### AVAILABLE RECORDS
▬▬▬▬▬▬▬▬▬▬
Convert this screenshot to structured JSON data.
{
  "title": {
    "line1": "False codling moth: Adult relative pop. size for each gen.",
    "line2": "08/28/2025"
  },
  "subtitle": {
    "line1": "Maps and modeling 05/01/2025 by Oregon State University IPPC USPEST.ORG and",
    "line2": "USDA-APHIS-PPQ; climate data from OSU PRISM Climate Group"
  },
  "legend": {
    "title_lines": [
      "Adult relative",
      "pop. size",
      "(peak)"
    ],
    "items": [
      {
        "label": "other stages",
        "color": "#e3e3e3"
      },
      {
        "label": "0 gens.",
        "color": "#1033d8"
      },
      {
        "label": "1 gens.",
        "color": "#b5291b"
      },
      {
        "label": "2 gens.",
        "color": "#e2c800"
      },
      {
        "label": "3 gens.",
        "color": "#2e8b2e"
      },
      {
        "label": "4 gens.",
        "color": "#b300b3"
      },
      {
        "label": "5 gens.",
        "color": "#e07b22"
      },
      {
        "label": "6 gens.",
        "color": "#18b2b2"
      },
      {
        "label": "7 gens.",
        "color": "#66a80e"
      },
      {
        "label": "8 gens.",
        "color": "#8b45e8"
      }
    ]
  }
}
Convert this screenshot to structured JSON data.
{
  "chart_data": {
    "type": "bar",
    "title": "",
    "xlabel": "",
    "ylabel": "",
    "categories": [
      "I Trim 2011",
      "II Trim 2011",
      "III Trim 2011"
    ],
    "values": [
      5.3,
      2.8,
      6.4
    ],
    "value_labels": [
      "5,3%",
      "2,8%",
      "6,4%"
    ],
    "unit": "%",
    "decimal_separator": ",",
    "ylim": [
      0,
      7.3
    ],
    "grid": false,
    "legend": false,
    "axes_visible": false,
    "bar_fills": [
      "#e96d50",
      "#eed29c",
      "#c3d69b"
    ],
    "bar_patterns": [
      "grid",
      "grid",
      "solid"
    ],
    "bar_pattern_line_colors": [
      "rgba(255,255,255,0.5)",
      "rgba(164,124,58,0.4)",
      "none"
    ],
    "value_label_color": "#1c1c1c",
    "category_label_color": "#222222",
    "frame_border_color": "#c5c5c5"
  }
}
▬▬▬▬▬▬▬▬▬▬
### EXERCISE INSTRUCTIONS
Print out all the entries precisely as written.

### SOLUTION TO THE EXERCISE
Convert this screenshot to structured JSON data.
{
  "title": {
    "line1": "False codling moth: Adult relative pop. size for each gen.",
    "line2": "08/28/2025"
  },
  "subtitle": {
    "line1": "Maps and modeling 05/01/2025 by Oregon State University IPPC USPEST.ORG and",
    "line2": "USDA-APHIS-PPQ; climate data from OSU PRISM Climate Group"
  },
  "legend": {
    "title_lines": [
      "Adult relative",
      "pop. size",
      "(peak)"
    ],
    "items": [
      {
        "label": "other stages",
        "color": "#e3e3e3"
      },
      {
        "label": "0 gens.",
        "color": "#1033d8"
      },
      {
        "label": "1 gens.",
        "color": "#b5291b"
      },
      {
        "label": "2 gens.",
        "color": "#e2c800"
      },
      {
        "label": "3 gens.",
        "color": "#2e8b2e"
      },
      {
        "label": "4 gens.",
        "color": "#b300b3"
      },
      {
        "label": "5 gens.",
        "color": "#e07b22"
      },
      {
        "label": "6 gens.",
        "color": "#18b2b2"
      },
      {
        "label": "7 gens.",
        "color": "#66a80e"
      },
      {
        "label": "8 gens.",
        "color": "#8b45e8"
      }
    ]
  }
}
Convert this screenshot to structured JSON data.
{
  "chart_data": {
    "type": "bar",
    "title": "",
    "xlabel": "",
    "ylabel": "",
    "categories": [
      "I Trim 2011",
      "II Trim 2011",
      "III Trim 2011"
    ],
    "values": [
      5.3,
      2.8,
      6.4
    ],
    "value_labels": [
      "5,3%",
      "2,8%",
      "6,4%"
    ],
    "unit": "%",
    "decimal_separator": ",",
    "ylim": [
      0,
      7.3
    ],
    "grid": false,
    "legend": false,
    "axes_visible": false,
    "bar_fills": [
      "#e96d50",
      "#eed29c",
      "#c3d69b"
    ],
    "bar_patterns": [
      "grid",
      "grid",
      "solid"
    ],
    "bar_pattern_line_colors": [
      "rgba(255,255,255,0.5)",
      "rgba(164,124,58,0.4)",
      "none"
    ],
    "value_label_color": "#1c1c1c",
    "category_label_color": "#222222",
    "frame_border_color": "#c5c5c5"
  }
}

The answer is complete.